*What to work on*:
Restate all the data exactly, so that each line is the same as before.

##########

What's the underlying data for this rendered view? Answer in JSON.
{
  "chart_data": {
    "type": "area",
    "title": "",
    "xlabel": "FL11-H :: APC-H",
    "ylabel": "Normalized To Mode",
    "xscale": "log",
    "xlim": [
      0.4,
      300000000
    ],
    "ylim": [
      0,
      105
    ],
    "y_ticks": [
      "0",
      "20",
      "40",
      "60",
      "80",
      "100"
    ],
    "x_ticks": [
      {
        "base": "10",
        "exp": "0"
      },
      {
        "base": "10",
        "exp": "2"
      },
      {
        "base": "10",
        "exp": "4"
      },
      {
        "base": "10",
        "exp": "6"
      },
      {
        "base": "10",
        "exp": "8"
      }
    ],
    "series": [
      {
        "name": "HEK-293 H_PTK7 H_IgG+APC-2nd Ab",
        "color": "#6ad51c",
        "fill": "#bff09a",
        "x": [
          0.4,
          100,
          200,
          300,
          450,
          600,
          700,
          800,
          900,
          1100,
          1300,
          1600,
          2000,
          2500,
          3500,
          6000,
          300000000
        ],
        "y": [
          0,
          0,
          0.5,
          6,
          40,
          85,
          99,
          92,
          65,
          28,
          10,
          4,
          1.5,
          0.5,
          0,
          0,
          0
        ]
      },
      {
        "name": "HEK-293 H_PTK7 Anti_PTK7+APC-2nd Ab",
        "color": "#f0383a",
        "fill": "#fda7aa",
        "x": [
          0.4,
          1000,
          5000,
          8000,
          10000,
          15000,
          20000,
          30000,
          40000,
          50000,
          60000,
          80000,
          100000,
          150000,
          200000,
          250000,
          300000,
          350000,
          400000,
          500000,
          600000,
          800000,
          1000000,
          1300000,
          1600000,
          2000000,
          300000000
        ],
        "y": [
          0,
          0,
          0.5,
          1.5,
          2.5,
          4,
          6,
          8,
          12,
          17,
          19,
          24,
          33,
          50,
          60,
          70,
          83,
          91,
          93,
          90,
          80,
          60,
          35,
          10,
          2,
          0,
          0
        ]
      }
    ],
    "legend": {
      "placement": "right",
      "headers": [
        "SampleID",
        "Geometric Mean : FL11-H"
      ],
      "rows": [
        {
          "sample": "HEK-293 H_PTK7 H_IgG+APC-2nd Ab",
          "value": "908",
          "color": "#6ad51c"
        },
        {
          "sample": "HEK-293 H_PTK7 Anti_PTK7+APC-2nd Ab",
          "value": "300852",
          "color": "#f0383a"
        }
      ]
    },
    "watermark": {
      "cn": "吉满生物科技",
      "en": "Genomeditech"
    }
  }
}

##########

*Answer box*:
What's the underlying data for this rendered view? Answer in JSON.
{
  "chart_data": {
    "type": "area",
    "title": "",
    "xlabel": "FL11-H :: APC-H",
    "ylabel": "Normalized To Mode",
    "xscale": "log",
    "xlim": [
      0.4,
      300000000
    ],
    "ylim": [
      0,
      105
    ],
    "y_ticks": [
      "0",
      "20",
      "40",
      "60",
      "80",
      "100"
    ],
    "x_ticks": [
      {
        "base": "10",
        "exp": "0"
      },
      {
        "base": "10",
        "exp": "2"
      },
      {
        "base": "10",
        "exp": "4"
      },
      {
        "base": "10",
        "exp": "6"
      },
      {
        "base": "10",
        "exp": "8"
      }
    ],
    "series": [
      {
        "name": "HEK-293 H_PTK7 H_IgG+APC-2nd Ab",
        "color": "#6ad51c",
        "fill": "#bff09a",
        "x": [
          0.4,
          100,
          200,
          300,
          450,
          600,
          700,
          800,
          900,
          1100,
          1300,
          1600,
          2000,
          2500,
          3500,
          6000,
          300000000
        ],
        "y": [
          0,
          0,
          0.5,
          6,
          40,
          85,
          99,
          92,
          65,
          28,
          10,
          4,
          1.5,
          0.5,
          0,
          0,
          0
        ]
      },
      {
        "name": "HEK-293 H_PTK7 Anti_PTK7+APC-2nd Ab",
        "color": "#f0383a",
        "fill": "#fda7aa",
        "x": [
          0.4,
          1000,
          5000,
          8000,
          10000,
          15000,
          20000,
          30000,
          40000,
          50000,
          60000,
          80000,
          100000,
          150000,
          200000,
          250000,
          300000,
          350000,
          400000,
          500000,
          600000,
          800000,
          1000000,
          1300000,
          1600000,
          2000000,
          300000000
        ],
        "y": [
          0,
          0,
          0.5,
          1.5,
          2.5,
          4,
          6,
          8,
          12,
          17,
          19,
          24,
          33,
          50,
          60,
          70,
          83,
          91,
          93,
          90,
          80,
          60,
          35,
          10,
          2,
          0,
          0
        ]
      }
    ],
    "legend": {
      "placement": "right",
      "headers": [
        "SampleID",
        "Geometric Mean : FL11-H"
      ],
      "rows": [
        {
          "sample": "HEK-293 H_PTK7 H_IgG+APC-2nd Ab",
          "value": "908",
          "color": "#6ad51c"
        },
        {
          "sample": "HEK-293 H_PTK7 Anti_PTK7+APC-2nd Ab",
          "value": "300852",
          "color": "#f0383a"
        }
      ]
    },
    "watermark": {
      "cn": "吉满生物科技",
      "en": "Genomeditech"
    }
  }
}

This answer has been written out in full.